Problem details: Go through the listing below and gather every line with the word "State".
-=-=-
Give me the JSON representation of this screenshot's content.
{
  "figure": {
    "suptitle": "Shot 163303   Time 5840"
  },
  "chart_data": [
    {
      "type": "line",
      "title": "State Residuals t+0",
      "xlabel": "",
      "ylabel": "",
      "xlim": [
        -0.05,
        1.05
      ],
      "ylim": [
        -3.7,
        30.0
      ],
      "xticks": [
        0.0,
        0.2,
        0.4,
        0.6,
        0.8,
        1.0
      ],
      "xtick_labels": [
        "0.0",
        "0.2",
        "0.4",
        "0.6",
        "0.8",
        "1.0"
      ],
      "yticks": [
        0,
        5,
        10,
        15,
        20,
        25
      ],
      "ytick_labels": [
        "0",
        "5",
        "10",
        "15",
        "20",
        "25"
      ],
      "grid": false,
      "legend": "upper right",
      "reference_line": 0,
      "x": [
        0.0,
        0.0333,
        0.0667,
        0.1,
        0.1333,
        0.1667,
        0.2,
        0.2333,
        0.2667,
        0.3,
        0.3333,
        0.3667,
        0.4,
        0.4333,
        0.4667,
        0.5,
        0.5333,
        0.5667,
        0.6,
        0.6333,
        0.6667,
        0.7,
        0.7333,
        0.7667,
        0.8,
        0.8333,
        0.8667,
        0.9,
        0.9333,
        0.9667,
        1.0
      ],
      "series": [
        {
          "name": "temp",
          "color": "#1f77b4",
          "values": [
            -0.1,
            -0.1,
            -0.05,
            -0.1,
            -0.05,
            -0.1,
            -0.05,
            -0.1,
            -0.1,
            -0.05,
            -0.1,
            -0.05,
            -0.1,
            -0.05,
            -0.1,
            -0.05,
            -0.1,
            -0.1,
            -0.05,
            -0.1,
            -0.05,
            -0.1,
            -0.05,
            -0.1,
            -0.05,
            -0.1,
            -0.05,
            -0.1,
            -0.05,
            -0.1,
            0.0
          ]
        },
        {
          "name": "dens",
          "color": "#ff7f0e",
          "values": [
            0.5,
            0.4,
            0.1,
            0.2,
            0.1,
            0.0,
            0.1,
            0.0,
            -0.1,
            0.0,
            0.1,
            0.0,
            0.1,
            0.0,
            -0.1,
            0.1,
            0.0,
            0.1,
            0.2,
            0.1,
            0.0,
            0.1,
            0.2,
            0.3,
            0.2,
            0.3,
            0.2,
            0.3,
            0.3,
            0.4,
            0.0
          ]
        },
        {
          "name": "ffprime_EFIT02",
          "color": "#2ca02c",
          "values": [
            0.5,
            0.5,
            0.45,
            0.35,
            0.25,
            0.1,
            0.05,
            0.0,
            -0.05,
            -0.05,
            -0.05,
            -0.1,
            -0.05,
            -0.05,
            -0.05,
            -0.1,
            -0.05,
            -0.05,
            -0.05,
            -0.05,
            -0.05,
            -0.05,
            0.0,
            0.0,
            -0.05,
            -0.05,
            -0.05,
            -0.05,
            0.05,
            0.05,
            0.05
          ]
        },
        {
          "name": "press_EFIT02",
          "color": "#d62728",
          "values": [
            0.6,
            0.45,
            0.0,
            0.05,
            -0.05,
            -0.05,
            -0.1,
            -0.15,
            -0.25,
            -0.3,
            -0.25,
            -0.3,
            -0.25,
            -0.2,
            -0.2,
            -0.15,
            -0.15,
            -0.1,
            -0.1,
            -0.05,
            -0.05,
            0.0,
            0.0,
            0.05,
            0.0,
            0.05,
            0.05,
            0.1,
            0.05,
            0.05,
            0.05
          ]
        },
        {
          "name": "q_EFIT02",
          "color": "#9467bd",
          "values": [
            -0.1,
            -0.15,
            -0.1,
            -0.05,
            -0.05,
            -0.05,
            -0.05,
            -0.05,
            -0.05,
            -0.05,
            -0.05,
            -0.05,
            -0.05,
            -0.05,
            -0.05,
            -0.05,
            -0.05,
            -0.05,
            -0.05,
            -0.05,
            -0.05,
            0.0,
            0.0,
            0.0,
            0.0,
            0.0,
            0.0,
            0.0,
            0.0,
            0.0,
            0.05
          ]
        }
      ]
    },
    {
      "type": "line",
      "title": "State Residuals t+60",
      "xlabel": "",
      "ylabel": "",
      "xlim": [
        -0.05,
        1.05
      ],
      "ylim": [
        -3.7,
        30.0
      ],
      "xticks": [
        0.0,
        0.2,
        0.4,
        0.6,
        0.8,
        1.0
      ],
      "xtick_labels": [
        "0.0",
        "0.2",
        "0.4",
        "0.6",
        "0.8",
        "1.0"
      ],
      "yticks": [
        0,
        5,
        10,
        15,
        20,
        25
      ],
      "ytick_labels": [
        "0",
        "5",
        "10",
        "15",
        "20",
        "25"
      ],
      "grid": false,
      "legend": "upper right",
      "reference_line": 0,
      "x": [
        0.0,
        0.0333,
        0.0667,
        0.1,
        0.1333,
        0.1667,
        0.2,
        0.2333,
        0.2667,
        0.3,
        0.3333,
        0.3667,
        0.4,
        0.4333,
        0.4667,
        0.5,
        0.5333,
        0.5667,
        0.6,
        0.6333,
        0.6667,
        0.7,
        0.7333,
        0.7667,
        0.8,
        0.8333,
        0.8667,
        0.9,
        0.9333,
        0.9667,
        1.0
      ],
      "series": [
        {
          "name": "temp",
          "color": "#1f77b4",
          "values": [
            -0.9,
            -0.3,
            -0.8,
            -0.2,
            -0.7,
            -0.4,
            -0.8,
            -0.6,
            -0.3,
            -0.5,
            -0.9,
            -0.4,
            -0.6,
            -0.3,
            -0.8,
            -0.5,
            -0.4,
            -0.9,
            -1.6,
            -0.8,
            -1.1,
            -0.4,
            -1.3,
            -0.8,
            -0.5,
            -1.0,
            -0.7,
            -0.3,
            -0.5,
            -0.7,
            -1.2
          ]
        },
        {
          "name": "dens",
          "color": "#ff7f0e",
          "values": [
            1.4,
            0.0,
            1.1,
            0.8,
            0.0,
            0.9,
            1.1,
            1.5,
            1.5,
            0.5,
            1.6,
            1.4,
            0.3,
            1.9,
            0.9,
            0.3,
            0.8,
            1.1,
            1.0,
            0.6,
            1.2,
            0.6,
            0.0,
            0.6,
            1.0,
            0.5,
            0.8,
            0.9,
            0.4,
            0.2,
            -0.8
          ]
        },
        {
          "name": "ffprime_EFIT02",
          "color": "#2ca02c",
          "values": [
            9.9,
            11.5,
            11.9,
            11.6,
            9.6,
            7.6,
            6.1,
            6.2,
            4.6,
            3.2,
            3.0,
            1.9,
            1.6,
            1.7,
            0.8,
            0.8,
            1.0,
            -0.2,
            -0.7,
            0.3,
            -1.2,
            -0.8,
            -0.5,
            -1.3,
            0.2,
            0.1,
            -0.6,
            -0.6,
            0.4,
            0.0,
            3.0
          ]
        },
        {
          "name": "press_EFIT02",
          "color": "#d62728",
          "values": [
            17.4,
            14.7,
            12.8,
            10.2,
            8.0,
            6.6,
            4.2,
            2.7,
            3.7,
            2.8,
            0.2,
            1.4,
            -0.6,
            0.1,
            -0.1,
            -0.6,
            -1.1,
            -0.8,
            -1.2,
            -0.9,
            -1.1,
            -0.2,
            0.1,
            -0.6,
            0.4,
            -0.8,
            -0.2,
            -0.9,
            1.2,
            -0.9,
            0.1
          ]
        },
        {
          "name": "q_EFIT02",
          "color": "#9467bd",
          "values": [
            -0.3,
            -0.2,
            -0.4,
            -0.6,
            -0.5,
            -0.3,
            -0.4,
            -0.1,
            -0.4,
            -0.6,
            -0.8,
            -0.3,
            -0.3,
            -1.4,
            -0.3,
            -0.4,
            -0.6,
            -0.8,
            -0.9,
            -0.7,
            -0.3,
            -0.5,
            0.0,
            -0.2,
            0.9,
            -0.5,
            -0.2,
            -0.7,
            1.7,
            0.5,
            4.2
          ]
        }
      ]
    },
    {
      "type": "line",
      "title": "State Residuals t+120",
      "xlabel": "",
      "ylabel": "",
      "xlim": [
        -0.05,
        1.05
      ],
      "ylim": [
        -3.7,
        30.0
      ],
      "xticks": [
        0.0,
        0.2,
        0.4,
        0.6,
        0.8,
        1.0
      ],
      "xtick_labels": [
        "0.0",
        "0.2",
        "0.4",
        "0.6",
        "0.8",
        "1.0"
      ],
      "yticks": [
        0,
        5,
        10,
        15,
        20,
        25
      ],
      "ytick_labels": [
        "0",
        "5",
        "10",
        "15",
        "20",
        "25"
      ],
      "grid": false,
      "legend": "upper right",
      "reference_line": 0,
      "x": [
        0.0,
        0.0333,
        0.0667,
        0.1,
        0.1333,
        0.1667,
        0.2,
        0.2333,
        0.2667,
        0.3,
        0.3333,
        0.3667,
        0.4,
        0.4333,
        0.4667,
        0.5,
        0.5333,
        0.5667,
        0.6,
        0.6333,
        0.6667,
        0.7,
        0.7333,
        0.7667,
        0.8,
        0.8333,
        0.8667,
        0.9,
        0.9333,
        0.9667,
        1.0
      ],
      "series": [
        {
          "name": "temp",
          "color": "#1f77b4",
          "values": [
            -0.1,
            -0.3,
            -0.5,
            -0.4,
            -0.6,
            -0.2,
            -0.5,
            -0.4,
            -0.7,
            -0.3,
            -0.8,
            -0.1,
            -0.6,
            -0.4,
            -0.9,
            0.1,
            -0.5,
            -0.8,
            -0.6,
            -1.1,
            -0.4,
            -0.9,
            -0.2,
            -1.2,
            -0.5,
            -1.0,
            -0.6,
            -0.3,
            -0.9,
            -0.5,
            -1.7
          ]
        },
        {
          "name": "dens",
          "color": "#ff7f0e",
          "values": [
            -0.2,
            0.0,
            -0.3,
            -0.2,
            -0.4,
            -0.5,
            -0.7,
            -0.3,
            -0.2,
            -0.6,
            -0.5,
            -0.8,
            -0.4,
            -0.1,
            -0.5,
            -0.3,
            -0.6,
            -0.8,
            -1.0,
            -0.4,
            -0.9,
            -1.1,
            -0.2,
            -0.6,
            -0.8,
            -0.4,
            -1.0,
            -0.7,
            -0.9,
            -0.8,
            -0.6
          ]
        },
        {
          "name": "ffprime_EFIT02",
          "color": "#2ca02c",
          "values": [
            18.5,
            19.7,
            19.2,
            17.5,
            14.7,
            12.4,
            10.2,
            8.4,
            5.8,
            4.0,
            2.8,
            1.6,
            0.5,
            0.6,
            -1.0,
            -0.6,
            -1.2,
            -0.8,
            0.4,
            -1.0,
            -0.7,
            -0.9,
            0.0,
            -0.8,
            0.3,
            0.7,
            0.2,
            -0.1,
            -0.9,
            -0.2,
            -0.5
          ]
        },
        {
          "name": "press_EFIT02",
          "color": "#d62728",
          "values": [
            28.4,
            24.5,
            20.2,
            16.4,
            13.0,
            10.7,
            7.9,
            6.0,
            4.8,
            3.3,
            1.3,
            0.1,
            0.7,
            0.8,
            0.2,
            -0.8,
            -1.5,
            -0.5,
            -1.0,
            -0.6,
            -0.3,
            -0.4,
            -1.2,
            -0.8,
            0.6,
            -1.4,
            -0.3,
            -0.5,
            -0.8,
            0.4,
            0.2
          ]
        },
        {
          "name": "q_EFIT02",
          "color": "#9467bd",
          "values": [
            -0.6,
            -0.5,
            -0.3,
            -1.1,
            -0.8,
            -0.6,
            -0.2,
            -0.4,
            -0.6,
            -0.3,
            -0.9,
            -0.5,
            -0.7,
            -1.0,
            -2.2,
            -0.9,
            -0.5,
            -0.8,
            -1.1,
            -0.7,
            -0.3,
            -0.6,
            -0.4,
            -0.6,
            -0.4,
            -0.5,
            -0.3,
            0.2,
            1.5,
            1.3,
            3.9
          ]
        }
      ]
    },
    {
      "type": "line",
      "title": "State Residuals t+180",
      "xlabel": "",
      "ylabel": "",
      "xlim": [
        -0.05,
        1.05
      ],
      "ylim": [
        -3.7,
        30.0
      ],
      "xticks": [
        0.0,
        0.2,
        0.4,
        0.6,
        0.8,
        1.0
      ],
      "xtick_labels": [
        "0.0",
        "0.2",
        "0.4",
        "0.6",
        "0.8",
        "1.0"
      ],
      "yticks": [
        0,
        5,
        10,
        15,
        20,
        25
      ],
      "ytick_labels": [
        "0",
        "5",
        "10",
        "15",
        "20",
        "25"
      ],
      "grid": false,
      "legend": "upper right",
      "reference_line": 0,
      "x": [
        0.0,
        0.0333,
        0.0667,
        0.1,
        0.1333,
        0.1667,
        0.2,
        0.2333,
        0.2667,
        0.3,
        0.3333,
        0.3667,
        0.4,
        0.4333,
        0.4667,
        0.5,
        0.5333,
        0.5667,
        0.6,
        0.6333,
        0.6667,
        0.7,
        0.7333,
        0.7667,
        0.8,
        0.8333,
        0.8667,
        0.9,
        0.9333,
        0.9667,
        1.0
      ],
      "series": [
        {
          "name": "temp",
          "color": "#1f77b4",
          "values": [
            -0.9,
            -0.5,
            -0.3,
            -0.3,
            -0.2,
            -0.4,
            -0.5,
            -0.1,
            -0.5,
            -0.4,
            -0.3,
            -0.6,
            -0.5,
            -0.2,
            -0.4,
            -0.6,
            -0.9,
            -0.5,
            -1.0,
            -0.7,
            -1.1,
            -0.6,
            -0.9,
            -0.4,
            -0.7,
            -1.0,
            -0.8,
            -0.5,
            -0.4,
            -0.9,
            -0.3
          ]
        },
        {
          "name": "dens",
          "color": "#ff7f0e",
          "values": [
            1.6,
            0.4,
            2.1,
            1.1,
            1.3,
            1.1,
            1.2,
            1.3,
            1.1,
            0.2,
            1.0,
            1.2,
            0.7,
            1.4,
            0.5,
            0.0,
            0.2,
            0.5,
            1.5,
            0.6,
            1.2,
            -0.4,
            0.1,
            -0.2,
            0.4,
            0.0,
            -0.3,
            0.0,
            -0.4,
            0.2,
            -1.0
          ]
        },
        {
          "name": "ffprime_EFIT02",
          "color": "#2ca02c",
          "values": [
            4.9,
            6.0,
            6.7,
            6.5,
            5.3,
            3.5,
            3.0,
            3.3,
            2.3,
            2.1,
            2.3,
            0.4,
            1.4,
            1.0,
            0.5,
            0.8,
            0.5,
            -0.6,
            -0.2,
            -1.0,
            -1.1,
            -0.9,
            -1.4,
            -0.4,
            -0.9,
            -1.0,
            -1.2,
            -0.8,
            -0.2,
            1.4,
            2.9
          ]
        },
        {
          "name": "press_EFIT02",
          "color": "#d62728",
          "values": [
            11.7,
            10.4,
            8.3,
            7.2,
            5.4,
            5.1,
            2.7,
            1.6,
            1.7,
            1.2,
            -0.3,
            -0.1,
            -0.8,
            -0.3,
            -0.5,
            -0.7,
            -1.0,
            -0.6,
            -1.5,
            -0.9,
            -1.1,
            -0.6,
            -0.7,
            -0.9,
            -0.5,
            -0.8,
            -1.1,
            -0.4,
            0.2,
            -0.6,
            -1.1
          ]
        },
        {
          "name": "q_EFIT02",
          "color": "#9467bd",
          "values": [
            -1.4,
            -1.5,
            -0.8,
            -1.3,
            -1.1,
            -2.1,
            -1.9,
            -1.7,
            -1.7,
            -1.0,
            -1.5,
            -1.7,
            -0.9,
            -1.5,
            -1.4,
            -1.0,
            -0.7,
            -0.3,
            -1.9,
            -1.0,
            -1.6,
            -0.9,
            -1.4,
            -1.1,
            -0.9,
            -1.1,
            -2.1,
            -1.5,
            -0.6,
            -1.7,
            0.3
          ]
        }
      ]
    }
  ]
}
-=-=-
Response to this task:
      "title": "State Residuals t+0",
      "title": "State Residuals t+60",
      "title": "State Residuals t+120",
      "title": "State Residuals t+180",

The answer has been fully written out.